Saved entries:
>> Begin

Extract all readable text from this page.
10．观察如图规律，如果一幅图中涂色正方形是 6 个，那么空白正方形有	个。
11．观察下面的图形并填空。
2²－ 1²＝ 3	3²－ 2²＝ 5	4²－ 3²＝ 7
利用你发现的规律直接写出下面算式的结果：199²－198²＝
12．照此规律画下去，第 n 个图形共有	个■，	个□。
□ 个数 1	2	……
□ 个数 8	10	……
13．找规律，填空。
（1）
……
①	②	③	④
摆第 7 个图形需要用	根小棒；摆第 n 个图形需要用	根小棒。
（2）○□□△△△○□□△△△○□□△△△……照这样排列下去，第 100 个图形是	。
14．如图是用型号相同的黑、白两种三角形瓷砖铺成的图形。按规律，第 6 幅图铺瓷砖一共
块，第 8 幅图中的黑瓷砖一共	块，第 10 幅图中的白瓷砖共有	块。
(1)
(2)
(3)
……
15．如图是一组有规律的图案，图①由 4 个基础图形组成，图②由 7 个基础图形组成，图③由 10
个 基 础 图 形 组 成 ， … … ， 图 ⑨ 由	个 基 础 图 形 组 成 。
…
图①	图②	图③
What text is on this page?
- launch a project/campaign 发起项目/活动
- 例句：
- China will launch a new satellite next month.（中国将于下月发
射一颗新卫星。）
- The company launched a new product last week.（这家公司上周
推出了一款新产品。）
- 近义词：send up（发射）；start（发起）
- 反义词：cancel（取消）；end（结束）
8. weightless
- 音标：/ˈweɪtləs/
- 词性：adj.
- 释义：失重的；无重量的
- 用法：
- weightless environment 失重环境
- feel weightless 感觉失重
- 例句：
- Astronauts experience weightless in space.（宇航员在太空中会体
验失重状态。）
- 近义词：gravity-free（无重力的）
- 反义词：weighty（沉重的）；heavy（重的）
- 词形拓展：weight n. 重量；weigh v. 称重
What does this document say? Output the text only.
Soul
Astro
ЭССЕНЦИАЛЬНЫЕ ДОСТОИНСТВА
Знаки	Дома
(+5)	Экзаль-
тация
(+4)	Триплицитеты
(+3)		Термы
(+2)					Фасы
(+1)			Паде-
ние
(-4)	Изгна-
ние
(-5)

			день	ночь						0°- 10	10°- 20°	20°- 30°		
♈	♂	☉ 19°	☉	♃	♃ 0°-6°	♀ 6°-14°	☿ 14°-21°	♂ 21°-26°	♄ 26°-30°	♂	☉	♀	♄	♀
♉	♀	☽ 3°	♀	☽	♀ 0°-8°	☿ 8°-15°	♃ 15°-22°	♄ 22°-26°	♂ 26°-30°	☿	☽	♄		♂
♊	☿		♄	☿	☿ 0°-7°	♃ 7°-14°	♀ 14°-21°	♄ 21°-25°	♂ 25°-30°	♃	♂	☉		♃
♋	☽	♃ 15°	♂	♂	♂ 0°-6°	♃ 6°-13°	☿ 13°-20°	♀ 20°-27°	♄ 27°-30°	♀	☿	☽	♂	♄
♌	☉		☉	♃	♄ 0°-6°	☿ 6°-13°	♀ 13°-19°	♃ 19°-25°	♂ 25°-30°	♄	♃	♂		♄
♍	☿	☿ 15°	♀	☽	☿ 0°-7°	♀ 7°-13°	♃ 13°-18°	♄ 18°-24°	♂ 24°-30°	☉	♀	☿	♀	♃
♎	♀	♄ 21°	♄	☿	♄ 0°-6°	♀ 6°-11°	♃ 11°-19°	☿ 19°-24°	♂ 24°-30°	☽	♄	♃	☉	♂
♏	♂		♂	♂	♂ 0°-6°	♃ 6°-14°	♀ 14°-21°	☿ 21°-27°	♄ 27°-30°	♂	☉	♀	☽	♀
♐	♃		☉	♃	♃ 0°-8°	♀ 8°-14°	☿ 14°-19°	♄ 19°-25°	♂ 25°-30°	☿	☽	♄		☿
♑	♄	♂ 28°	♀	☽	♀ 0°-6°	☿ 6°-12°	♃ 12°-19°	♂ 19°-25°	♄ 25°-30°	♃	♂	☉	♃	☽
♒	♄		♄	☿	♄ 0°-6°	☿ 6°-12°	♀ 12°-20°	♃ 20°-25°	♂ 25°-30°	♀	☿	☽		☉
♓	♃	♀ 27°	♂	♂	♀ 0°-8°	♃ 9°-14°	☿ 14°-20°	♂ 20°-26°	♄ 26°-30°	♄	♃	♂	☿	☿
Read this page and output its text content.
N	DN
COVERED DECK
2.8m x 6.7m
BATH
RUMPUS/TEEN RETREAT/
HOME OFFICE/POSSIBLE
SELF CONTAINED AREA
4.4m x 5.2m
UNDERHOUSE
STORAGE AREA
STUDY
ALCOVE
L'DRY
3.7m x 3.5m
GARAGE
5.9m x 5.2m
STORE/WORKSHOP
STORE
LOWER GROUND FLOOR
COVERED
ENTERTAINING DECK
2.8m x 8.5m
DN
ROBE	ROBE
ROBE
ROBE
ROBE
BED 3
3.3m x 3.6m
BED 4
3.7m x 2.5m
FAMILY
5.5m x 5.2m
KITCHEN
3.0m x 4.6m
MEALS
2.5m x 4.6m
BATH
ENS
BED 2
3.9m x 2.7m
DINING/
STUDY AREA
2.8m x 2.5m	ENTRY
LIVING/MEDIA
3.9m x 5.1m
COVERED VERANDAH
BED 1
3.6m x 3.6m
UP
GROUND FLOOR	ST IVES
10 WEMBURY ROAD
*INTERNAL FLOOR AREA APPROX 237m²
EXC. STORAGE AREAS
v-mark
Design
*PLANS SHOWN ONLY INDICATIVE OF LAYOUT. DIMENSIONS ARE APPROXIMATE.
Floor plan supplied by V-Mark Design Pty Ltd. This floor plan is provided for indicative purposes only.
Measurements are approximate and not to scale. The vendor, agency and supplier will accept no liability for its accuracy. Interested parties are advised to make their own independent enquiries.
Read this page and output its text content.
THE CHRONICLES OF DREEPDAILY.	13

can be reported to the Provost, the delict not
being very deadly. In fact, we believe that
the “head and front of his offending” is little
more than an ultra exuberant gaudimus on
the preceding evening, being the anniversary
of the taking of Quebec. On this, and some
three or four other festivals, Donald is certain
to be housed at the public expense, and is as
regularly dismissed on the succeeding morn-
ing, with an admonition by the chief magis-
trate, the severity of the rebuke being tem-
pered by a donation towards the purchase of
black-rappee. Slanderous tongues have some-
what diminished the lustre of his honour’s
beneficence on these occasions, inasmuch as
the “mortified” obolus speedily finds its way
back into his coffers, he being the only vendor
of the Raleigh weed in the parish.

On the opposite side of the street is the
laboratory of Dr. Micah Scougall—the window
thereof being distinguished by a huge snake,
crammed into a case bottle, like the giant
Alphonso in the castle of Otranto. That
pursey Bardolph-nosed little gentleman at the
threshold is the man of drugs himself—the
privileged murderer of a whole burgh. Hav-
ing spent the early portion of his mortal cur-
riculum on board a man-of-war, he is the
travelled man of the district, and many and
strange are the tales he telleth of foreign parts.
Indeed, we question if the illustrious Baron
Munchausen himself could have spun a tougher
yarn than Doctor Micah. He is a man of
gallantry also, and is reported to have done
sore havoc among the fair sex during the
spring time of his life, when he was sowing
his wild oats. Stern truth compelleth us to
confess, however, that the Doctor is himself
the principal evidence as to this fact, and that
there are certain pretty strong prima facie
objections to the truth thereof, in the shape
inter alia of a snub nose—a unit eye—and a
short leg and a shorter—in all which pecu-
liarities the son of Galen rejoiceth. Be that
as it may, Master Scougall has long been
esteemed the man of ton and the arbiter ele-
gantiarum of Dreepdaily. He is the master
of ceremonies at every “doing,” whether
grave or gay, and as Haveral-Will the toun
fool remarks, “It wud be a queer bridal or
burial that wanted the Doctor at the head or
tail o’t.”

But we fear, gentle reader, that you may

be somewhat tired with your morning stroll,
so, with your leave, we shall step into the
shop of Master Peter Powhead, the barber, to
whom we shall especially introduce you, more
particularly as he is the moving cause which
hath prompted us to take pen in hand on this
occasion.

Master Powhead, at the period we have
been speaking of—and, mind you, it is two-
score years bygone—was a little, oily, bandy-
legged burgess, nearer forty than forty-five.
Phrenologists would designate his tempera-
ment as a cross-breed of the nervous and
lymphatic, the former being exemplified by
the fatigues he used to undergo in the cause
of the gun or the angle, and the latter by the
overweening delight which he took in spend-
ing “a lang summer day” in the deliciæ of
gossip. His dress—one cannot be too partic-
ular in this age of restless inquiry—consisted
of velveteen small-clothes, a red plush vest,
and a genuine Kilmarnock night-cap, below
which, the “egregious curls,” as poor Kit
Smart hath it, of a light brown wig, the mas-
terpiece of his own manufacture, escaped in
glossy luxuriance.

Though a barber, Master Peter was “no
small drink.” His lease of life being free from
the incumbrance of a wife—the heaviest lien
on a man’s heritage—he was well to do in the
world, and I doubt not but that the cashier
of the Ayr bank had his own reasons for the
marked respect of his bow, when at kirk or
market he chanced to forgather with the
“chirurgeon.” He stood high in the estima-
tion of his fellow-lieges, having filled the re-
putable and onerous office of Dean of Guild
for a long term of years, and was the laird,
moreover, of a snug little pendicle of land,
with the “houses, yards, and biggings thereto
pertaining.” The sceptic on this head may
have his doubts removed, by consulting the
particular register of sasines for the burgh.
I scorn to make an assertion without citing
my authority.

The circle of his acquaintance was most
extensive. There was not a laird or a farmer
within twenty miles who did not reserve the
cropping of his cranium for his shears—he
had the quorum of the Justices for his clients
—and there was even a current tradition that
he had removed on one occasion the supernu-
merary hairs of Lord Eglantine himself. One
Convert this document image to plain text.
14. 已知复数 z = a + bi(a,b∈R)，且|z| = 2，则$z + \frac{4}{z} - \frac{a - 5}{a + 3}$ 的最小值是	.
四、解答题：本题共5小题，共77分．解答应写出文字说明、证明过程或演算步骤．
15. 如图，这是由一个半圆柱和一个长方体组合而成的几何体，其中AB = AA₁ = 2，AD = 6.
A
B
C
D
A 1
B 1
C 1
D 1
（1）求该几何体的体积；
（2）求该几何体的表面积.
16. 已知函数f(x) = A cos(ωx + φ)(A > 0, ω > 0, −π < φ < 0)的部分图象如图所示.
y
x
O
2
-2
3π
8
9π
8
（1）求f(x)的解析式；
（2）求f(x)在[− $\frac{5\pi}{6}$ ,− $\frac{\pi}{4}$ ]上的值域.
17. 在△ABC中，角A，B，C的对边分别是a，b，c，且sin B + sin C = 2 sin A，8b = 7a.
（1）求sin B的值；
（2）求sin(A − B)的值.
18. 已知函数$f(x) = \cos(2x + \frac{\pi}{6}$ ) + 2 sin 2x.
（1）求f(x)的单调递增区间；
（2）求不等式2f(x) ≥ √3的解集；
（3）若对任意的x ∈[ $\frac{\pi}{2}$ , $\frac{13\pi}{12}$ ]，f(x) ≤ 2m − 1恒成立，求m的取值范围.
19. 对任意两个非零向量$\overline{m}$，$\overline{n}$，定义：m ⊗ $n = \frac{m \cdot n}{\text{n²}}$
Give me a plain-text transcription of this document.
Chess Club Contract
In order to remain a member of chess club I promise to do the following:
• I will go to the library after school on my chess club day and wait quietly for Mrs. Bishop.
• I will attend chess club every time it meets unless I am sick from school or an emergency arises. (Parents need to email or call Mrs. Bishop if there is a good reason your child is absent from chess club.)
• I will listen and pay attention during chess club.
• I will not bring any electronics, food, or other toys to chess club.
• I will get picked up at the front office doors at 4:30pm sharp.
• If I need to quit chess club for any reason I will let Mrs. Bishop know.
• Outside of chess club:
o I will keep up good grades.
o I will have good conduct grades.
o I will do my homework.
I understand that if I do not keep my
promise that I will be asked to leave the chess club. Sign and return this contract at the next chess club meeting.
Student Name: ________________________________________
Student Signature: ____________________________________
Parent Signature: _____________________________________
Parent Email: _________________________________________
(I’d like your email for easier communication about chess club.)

>> End

◆ **EXERCISE**:
Tell how many lines in the material contain the word "during". Only the number is wanted.

◆ **FINAL RESULT**:
2